TASK TO CARRY OUT. In the entries below, find every line with "title" and copy it.

[Dataset rows about figures]
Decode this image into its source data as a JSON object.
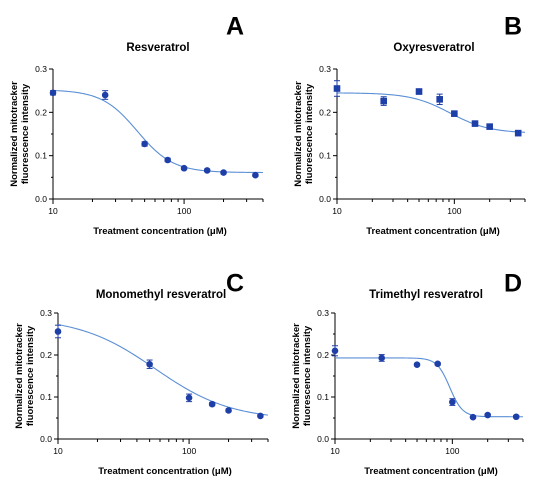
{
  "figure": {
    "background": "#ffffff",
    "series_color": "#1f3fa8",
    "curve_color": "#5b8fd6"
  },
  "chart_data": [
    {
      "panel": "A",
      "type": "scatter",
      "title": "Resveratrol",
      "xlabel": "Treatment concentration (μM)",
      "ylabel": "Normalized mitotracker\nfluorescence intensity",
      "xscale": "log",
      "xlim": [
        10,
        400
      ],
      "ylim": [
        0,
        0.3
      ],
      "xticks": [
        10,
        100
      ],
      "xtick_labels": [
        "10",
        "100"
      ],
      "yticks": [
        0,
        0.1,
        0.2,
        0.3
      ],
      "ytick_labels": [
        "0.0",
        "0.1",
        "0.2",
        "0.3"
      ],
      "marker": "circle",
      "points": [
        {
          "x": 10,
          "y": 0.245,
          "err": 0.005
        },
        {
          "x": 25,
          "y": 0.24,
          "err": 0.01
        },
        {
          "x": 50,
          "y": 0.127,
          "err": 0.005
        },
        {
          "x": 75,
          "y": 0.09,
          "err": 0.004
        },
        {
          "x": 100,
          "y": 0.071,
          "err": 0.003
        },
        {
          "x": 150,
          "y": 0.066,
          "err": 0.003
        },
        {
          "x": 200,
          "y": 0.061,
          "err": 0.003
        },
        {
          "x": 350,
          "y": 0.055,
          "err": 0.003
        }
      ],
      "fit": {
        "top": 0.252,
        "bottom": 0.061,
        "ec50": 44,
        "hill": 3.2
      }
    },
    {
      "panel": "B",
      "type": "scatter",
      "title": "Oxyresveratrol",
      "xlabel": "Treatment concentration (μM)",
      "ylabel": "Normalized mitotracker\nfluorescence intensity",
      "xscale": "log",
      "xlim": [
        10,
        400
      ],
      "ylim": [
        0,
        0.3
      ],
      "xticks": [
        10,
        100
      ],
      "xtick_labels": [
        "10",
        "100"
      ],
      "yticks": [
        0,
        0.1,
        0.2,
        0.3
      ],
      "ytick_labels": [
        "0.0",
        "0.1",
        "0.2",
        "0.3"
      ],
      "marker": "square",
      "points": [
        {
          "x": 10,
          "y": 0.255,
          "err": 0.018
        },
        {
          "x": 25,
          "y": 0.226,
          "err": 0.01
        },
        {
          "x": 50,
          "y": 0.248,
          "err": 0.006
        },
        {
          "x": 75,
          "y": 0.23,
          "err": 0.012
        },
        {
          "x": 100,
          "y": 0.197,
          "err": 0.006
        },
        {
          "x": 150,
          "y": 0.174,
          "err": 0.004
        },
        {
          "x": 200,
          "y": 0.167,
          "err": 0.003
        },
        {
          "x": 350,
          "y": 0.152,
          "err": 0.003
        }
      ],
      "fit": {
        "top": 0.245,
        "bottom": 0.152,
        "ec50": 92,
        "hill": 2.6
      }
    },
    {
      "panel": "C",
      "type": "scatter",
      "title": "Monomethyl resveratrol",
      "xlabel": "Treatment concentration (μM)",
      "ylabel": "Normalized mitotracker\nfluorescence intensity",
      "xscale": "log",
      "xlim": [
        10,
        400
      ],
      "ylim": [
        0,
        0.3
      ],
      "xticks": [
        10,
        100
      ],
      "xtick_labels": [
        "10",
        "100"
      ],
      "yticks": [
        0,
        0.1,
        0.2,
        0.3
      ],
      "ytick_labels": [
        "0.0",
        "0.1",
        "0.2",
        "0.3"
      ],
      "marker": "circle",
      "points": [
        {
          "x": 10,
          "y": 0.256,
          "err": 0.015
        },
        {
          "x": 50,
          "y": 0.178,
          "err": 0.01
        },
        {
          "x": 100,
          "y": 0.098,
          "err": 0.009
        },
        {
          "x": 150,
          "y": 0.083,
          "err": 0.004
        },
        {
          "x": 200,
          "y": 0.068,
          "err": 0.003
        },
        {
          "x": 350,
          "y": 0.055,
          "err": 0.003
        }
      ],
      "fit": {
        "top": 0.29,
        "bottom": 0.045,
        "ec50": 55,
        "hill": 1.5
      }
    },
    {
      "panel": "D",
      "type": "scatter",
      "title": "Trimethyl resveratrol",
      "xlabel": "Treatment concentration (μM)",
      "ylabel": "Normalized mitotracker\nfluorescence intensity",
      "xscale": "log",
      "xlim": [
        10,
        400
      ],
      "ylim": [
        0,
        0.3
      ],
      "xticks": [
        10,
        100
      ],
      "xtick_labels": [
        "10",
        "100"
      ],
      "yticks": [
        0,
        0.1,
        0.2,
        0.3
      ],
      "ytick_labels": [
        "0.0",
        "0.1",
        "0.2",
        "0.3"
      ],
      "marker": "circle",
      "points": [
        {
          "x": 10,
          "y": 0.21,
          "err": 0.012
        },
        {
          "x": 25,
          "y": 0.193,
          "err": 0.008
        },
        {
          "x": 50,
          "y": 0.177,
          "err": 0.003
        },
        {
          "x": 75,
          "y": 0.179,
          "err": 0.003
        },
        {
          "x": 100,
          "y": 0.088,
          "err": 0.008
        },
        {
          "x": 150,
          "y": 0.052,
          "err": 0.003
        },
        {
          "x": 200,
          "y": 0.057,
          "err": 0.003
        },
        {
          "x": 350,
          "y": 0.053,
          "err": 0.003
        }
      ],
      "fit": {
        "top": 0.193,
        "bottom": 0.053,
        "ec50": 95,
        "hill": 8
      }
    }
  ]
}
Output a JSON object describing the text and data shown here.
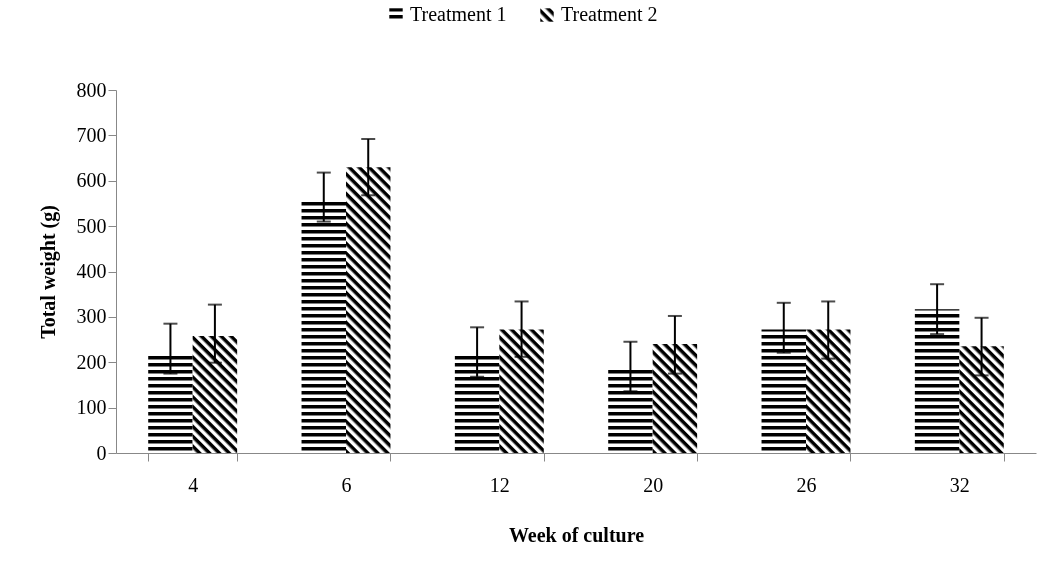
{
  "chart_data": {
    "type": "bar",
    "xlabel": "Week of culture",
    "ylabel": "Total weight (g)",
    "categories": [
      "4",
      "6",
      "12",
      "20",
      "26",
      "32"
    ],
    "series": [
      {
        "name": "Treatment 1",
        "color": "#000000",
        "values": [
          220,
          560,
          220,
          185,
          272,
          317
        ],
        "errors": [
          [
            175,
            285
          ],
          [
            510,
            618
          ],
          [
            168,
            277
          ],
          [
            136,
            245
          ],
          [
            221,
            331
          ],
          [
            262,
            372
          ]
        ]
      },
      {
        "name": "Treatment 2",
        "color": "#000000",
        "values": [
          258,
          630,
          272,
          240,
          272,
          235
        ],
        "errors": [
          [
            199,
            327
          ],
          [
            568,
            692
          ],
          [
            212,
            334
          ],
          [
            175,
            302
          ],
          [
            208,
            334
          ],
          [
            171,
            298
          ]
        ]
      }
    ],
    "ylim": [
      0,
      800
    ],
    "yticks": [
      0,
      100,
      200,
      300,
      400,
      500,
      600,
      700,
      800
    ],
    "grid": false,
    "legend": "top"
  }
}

SOLUTION.
      "title": "Resveratrol",
      "title": "Oxyresveratrol",
      "title": "Monomethyl resveratrol",
      "title": "Trimethyl resveratrol",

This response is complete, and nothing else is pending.